== WRITTEN REQUEST ==
Can you reproduce, word for word, the lines of the records below starting at the line containing "arrow-left-key: ◂ <box>346" and ending at the line containing "arrow-right-key: ▸ <box>433", with both of those lines included?

-- START STORED ROWS --

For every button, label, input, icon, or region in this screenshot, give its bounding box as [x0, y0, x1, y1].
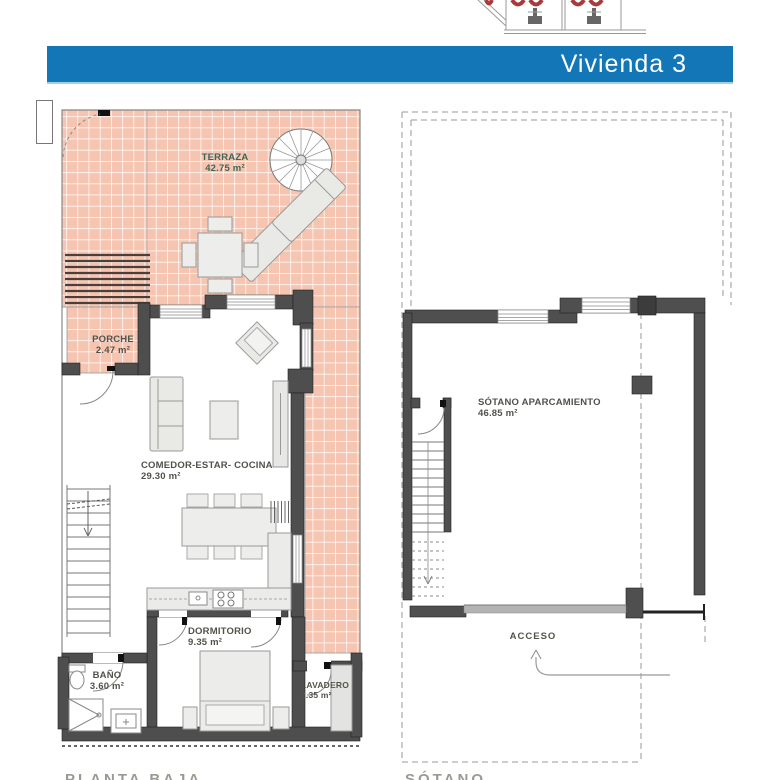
- shower: [69, 699, 103, 731]
- room-label-bano: BAÑO 3.60 m²: [71, 671, 143, 693]
- stove: [213, 590, 243, 608]
- room-label-dormitorio: DORMITORIO 9.35 m²: [188, 627, 298, 649]
- ground-floor-plan: TERRAZA 42.75 m² PORCHE 2.47 m² COMEDOR-…: [55, 105, 367, 755]
- tv-unit: [273, 381, 288, 467]
- room-label-terraza: TERRAZA 42.75 m²: [175, 153, 275, 175]
- sofa: [150, 377, 183, 451]
- sink: [189, 592, 207, 605]
- access-arrow: [531, 650, 670, 675]
- title-bar: Vivienda 3: [47, 46, 733, 84]
- retaining-wall: [643, 604, 704, 620]
- bed: [183, 651, 289, 731]
- basement-plan: SÓTANO APARCAMIENTO 46.85 m² ACCESO: [398, 110, 738, 765]
- mid-pillar: [632, 376, 652, 394]
- interior-stairs: [67, 485, 110, 637]
- footprint-dashed: [402, 112, 731, 762]
- page-title: Vivienda 3: [561, 50, 733, 79]
- corner-pillar: [638, 296, 656, 315]
- access-label: ACCESO: [490, 632, 576, 643]
- caption-sotano: SÓTANO: [405, 771, 486, 780]
- site-key-plan: [476, 0, 648, 40]
- basement-walls: [403, 298, 705, 618]
- brochure-page: Vivienda 3: [0, 0, 780, 780]
- armchair: [236, 322, 278, 364]
- room-label-porche: PORCHE 2.47 m²: [70, 335, 156, 357]
- garage-door: [464, 605, 626, 613]
- room-label-comedor: COMEDOR-ESTAR- COCINA 29.30 m²: [141, 461, 301, 483]
- coffee-table: [210, 401, 238, 439]
- basement-stairs: [412, 400, 446, 596]
- exterior-detail: [36, 100, 53, 144]
- dining-set: [182, 494, 276, 559]
- bath-sink: [111, 709, 141, 733]
- room-label-sotano: SÓTANO APARCAMIENTO 46.85 m²: [478, 398, 638, 420]
- caption-planta-baja: PLANTA BAJA: [65, 771, 202, 780]
- room-label-lavadero: LAVADERO 2.35 m²: [301, 681, 363, 701]
- site-units: [506, 0, 621, 30]
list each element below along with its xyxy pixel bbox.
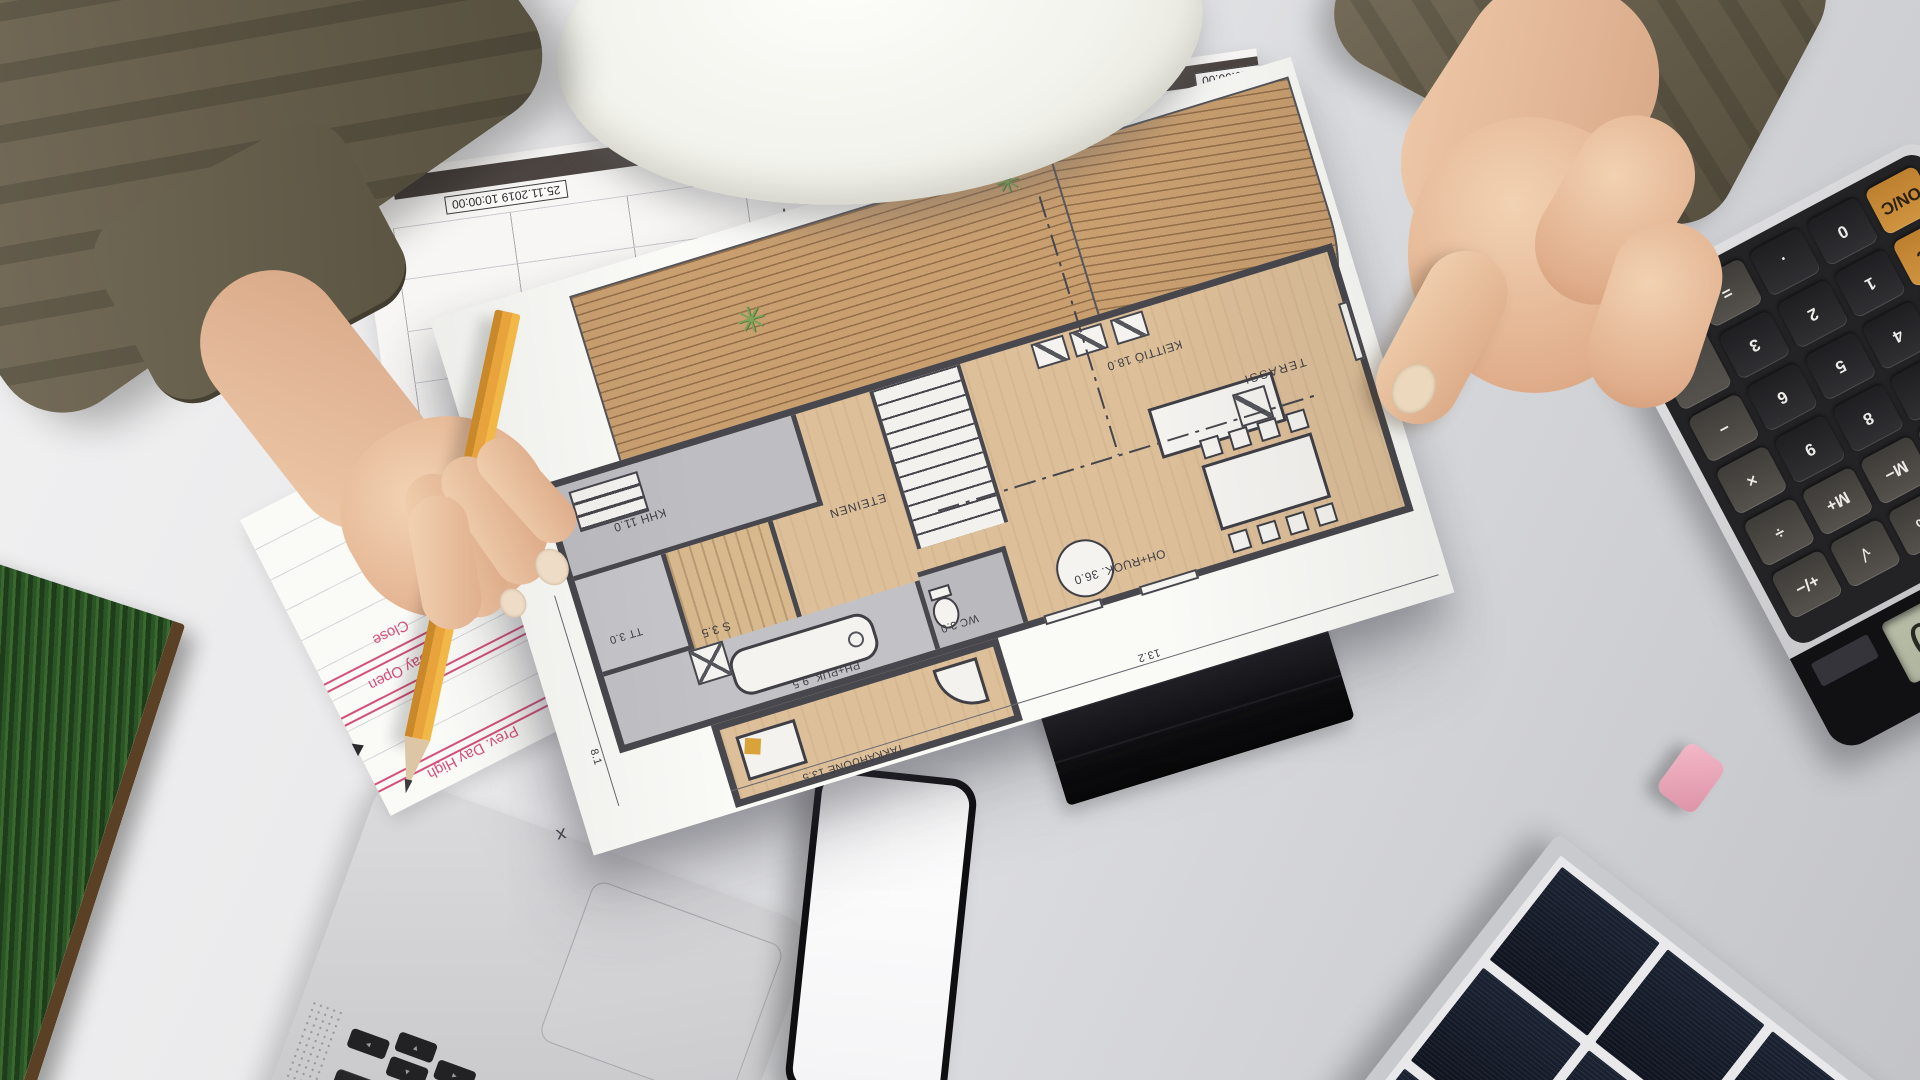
arrow-left-key: ◂ <box>346 1028 390 1060</box>
solar-cell-grid <box>1227 867 1920 1080</box>
laptop: ◂ ▴ ▾ ▸ <box>235 770 818 1080</box>
smartphone <box>783 764 979 1080</box>
solar-panel <box>1194 833 1920 1080</box>
calculator-solar-cell <box>1810 634 1879 687</box>
laptop-trackpad <box>537 879 785 1080</box>
kitchen-appliance <box>1069 323 1109 358</box>
calc-key-plusminus: +/− <box>1770 549 1844 620</box>
notebook-arrow-marker <box>352 739 367 756</box>
desk-photo-scene: ◂ ▴ ▾ ▸ x + = . 0 ON/C 3 2 1 AC − 6 5 4 … <box>0 0 1920 1080</box>
laptop-speaker-grille <box>247 999 344 1080</box>
laptop-arrow-keys: ◂ ▴ ▾ ▸ <box>342 1015 489 1080</box>
smartphone-screen <box>791 772 971 1080</box>
staircase <box>869 364 1008 550</box>
arrow-right-key: ▸ <box>433 1059 477 1080</box>
dimension-bottom: 13.2 <box>1136 645 1162 664</box>
calc-key-onc: ON/C <box>1864 165 1920 236</box>
right-thumbnail <box>1383 356 1444 422</box>
eraser <box>1655 740 1727 816</box>
kitchen-appliance <box>1110 310 1150 345</box>
sofa-pillow <box>744 738 761 755</box>
calc-key-sqrt: √ <box>1828 518 1902 589</box>
kitchen-appliance <box>1030 335 1070 370</box>
grass-swatch <box>0 545 185 1080</box>
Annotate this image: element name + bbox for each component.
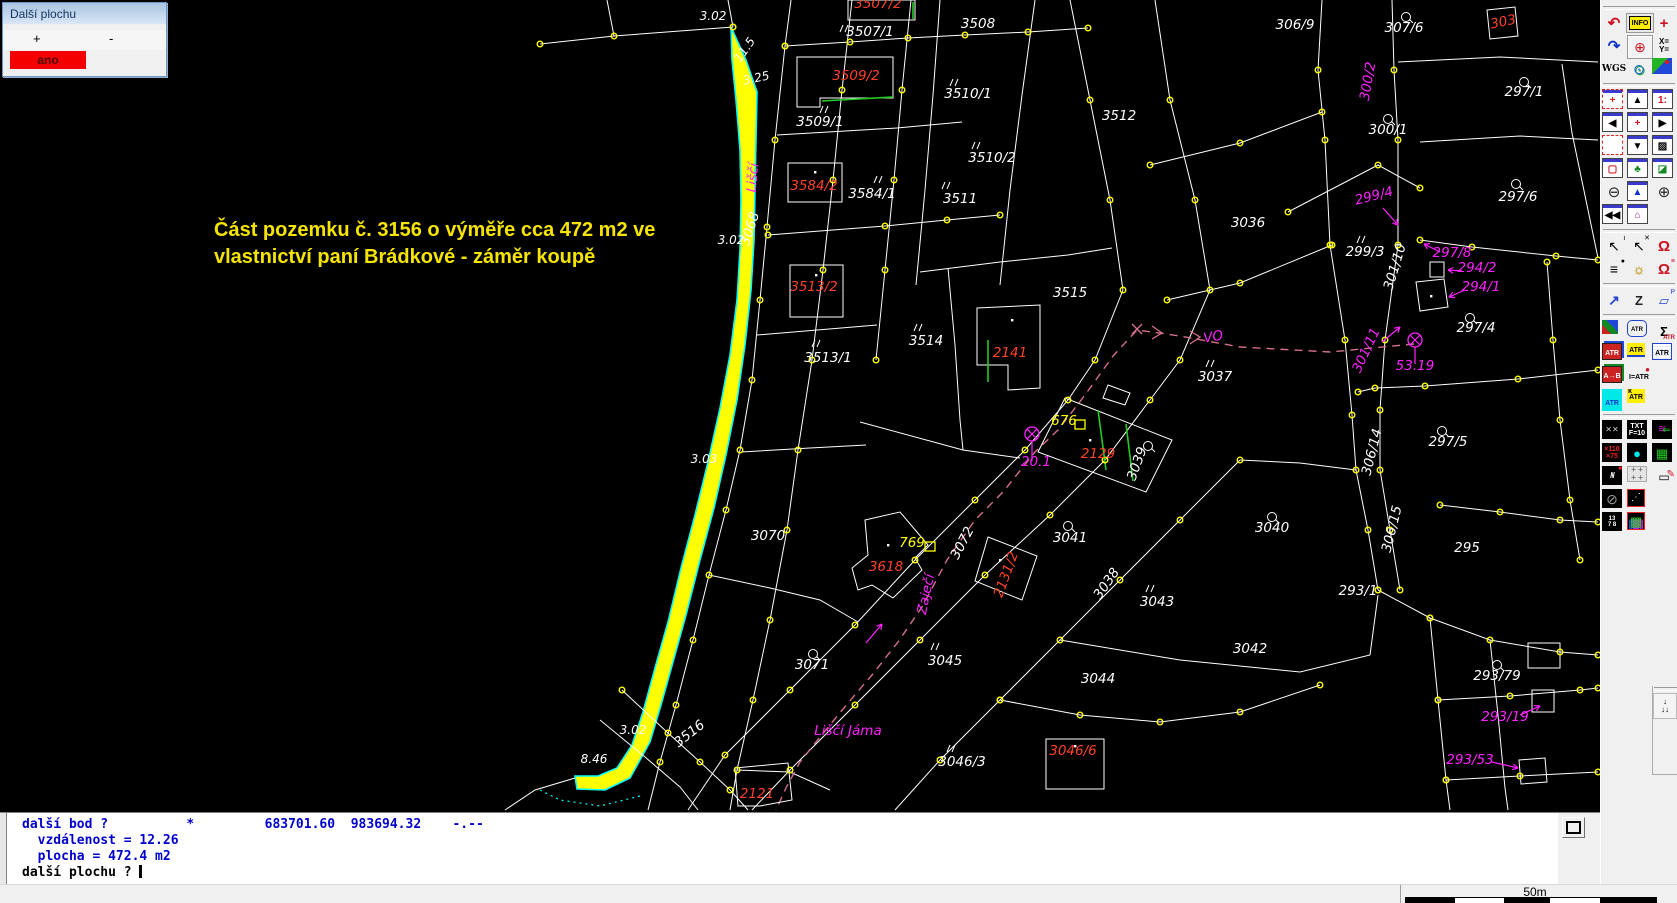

-- END STORED ROWS --

== SOLUTION FOR THIS PROBLEM ==
arrow-left-key: ◂ <box>346 1028 390 1060</box>
solar-cell-grid <box>1227 867 1920 1080</box>
laptop: ◂ ▴ ▾ ▸ <box>235 770 818 1080</box>
smartphone <box>783 764 979 1080</box>
solar-panel <box>1194 833 1920 1080</box>
calculator-solar-cell <box>1810 634 1879 687</box>
laptop-trackpad <box>537 879 785 1080</box>
kitchen-appliance <box>1069 323 1109 358</box>
calc-key-plusminus: +/− <box>1770 549 1844 620</box>
notebook-arrow-marker <box>352 739 367 756</box>
desk-photo-scene: ◂ ▴ ▾ ▸ x + = . 0 ON/C 3 2 1 AC − 6 5 4 … <box>0 0 1920 1080</box>
laptop-speaker-grille <box>247 999 344 1080</box>
laptop-arrow-keys: ◂ ▴ ▾ ▸ <box>342 1015 489 1080</box>
smartphone-screen <box>791 772 971 1080</box>
staircase <box>869 364 1008 550</box>
arrow-right-key: ▸ <box>433 1059 477 1080</box>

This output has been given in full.